Work to do: Print the listing as it stands, omitting all images.

Input rows:

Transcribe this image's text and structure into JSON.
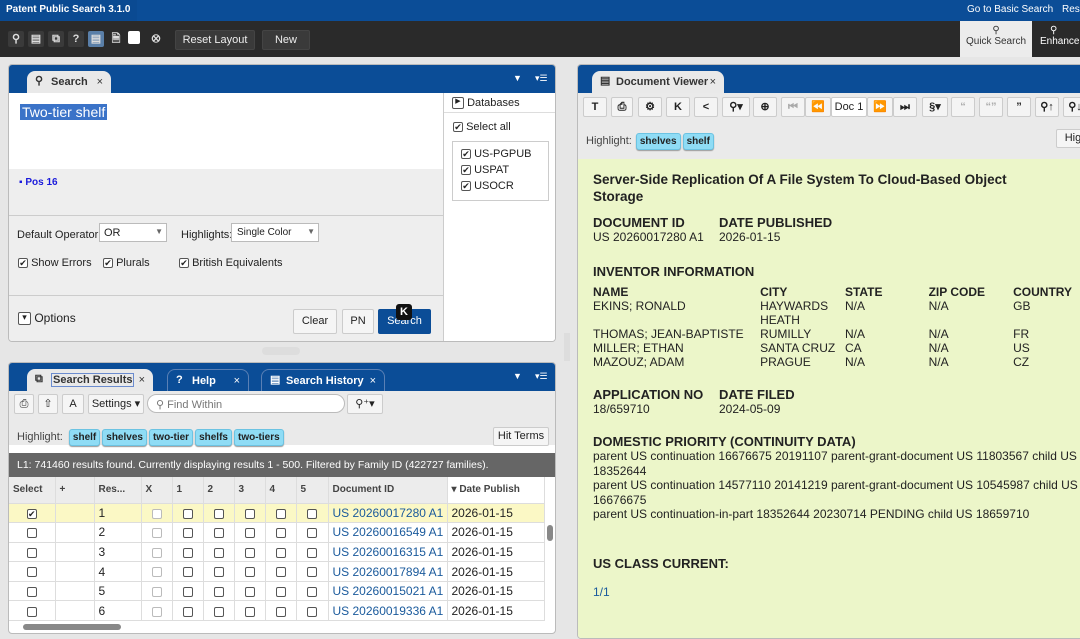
{
  "app": {
    "title": "Patent Public Search 3.1.0",
    "links": [
      "Go to Basic Search",
      "Res"
    ]
  },
  "toolbar": {
    "reset_layout": "Reset Layout",
    "new": "New",
    "quick_search": "Quick Search",
    "enhanced": "Enhance"
  },
  "search": {
    "tab": "Search",
    "query": "Two-tier shelf",
    "pos": "Pos 16",
    "databases_label": "Databases",
    "select_all": "Select all",
    "databases": [
      "US-PGPUB",
      "USPAT",
      "USOCR"
    ],
    "default_operator_label": "Default Operator:",
    "default_operator": "OR",
    "highlights_label": "Highlights:",
    "highlights": "Single Color",
    "show_errors": "Show Errors",
    "plurals": "Plurals",
    "british": "British Equivalents",
    "options": "Options",
    "clear": "Clear",
    "pn": "PN",
    "search_btn": "Search",
    "kbd_badge": "K"
  },
  "results": {
    "tabs": [
      "Search Results",
      "Help",
      "Search History"
    ],
    "settings": "Settings",
    "find_placeholder": "Find Within",
    "highlight_label": "Highlight:",
    "highlights": [
      "shelf",
      "shelves",
      "two-tier",
      "shelfs",
      "two-tiers"
    ],
    "hit_terms": "Hit Terms",
    "status": "L1: 741460 results found. Currently displaying results 1 - 500. Filtered by Family ID (422727 families).",
    "columns": [
      "Select",
      "+",
      "Res...",
      "X",
      "1",
      "2",
      "3",
      "4",
      "5",
      "Document ID",
      "Date Publish"
    ],
    "rows": [
      {
        "n": "1",
        "id": "US 20260017280 A1",
        "date": "2026-01-15",
        "selected": true
      },
      {
        "n": "2",
        "id": "US 20260016549 A1",
        "date": "2026-01-15",
        "selected": false
      },
      {
        "n": "3",
        "id": "US 20260016315 A1",
        "date": "2026-01-15",
        "selected": false
      },
      {
        "n": "4",
        "id": "US 20260017894 A1",
        "date": "2026-01-15",
        "selected": false
      },
      {
        "n": "5",
        "id": "US 20260015021 A1",
        "date": "2026-01-15",
        "selected": false
      },
      {
        "n": "6",
        "id": "US 20260019336 A1",
        "date": "2026-01-15",
        "selected": false
      }
    ]
  },
  "viewer": {
    "tab": "Document Viewer",
    "doc_nav": "Doc 1",
    "highlight_label": "Highlight:",
    "highlights": [
      "shelves",
      "shelf"
    ],
    "high_btn": "High",
    "title": "Server-Side Replication Of A File System To Cloud-Based Object Storage",
    "doc_id_label": "DOCUMENT ID",
    "doc_id": "US 20260017280 A1",
    "date_pub_label": "DATE PUBLISHED",
    "date_pub": "2026-01-15",
    "inventor_heading": "INVENTOR INFORMATION",
    "inv_cols": [
      "NAME",
      "CITY",
      "STATE",
      "ZIP CODE",
      "COUNTRY"
    ],
    "inventors": [
      [
        "EKINS; RONALD",
        "HAYWARDS HEATH",
        "N/A",
        "N/A",
        "GB"
      ],
      [
        "THOMAS; JEAN-BAPTISTE",
        "RUMILLY",
        "N/A",
        "N/A",
        "FR"
      ],
      [
        "MILLER; ETHAN",
        "SANTA CRUZ",
        "CA",
        "N/A",
        "US"
      ],
      [
        "MAZOUZ; ADAM",
        "PRAGUE",
        "N/A",
        "N/A",
        "CZ"
      ]
    ],
    "app_no_label": "APPLICATION NO",
    "app_no": "18/659710",
    "date_filed_label": "DATE FILED",
    "date_filed": "2024-05-09",
    "priority_heading": "DOMESTIC PRIORITY (CONTINUITY DATA)",
    "priority": [
      "parent US continuation 16676675 20191107 parent-grant-document US 11803567 child US 18352644",
      "parent US continuation 14577110 20141219 parent-grant-document US 10545987 child US 16676675",
      "parent US continuation-in-part 18352644 20230714 PENDING child US 18659710"
    ],
    "class_heading": "US CLASS CURRENT:",
    "pager": "1/1"
  }
}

Reply to the task:
Transcribe this image's text and structure into JSON.
{
  "app": {
    "title": "Patent Public Search 3.1.0",
    "links": [
      "Go to Basic Search",
      "Res"
    ]
  },
  "toolbar": {
    "reset_layout": "Reset Layout",
    "new": "New",
    "quick_search": "Quick Search",
    "enhanced": "Enhance"
  },
  "search": {
    "tab": "Search",
    "query": "Two-tier shelf",
    "pos": "Pos 16",
    "databases_label": "Databases",
    "select_all": "Select all",
    "databases": [
      "US-PGPUB",
      "USPAT",
      "USOCR"
    ],
    "default_operator_label": "Default Operator:",
    "default_operator": "OR",
    "highlights_label": "Highlights:",
    "highlights": "Single Color",
    "show_errors": "Show Errors",
    "plurals": "Plurals",
    "british": "British Equivalents",
    "options": "Options",
    "clear": "Clear",
    "pn": "PN",
    "search_btn": "Search",
    "kbd_badge": "K"
  },
  "results": {
    "tabs": [
      "Search Results",
      "Help",
      "Search History"
    ],
    "settings": "Settings",
    "find_placeholder": "Find Within",
    "highlight_label": "Highlight:",
    "highlights": [
      "shelf",
      "shelves",
      "two-tier",
      "shelfs",
      "two-tiers"
    ],
    "hit_terms": "Hit Terms",
    "status": "L1: 741460 results found. Currently displaying results 1 - 500. Filtered by Family ID (422727 families).",
    "columns": [
      "Select",
      "+",
      "Res...",
      "X",
      "1",
      "2",
      "3",
      "4",
      "5",
      "Document ID",
      "Date Publish"
    ],
    "rows": [
      {
        "n": "1",
        "id": "US 20260017280 A1",
        "date": "2026-01-15",
        "selected": true
      },
      {
        "n": "2",
        "id": "US 20260016549 A1",
        "date": "2026-01-15",
        "selected": false
      },
      {
        "n": "3",
        "id": "US 20260016315 A1",
        "date": "2026-01-15",
        "selected": false
      },
      {
        "n": "4",
        "id": "US 20260017894 A1",
        "date": "2026-01-15",
        "selected": false
      },
      {
        "n": "5",
        "id": "US 20260015021 A1",
        "date": "2026-01-15",
        "selected": false
      },
      {
        "n": "6",
        "id": "US 20260019336 A1",
        "date": "2026-01-15",
        "selected": false
      }
    ]
  },
  "viewer": {
    "tab": "Document Viewer",
    "doc_nav": "Doc 1",
    "highlight_label": "Highlight:",
    "highlights": [
      "shelves",
      "shelf"
    ],
    "high_btn": "High",
    "title": "Server-Side Replication Of A File System To Cloud-Based Object Storage",
    "doc_id_label": "DOCUMENT ID",
    "doc_id": "US 20260017280 A1",
    "date_pub_label": "DATE PUBLISHED",
    "date_pub": "2026-01-15",
    "inventor_heading": "INVENTOR INFORMATION",
    "inv_cols": [
      "NAME",
      "CITY",
      "STATE",
      "ZIP CODE",
      "COUNTRY"
    ],
    "inventors": [
      [
        "EKINS; RONALD",
        "HAYWARDS HEATH",
        "N/A",
        "N/A",
        "GB"
      ],
      [
        "THOMAS; JEAN-BAPTISTE",
        "RUMILLY",
        "N/A",
        "N/A",
        "FR"
      ],
      [
        "MILLER; ETHAN",
        "SANTA CRUZ",
        "CA",
        "N/A",
        "US"
      ],
      [
        "MAZOUZ; ADAM",
        "PRAGUE",
        "N/A",
        "N/A",
        "CZ"
      ]
    ],
    "app_no_label": "APPLICATION NO",
    "app_no": "18/659710",
    "date_filed_label": "DATE FILED",
    "date_filed": "2024-05-09",
    "priority_heading": "DOMESTIC PRIORITY (CONTINUITY DATA)",
    "priority": [
      "parent US continuation 16676675 20191107 parent-grant-document US 11803567 child US 18352644",
      "parent US continuation 14577110 20141219 parent-grant-document US 10545987 child US 16676675",
      "parent US continuation-in-part 18352644 20230714 PENDING child US 18659710"
    ],
    "class_heading": "US CLASS CURRENT:",
    "pager": "1/1"
  }
}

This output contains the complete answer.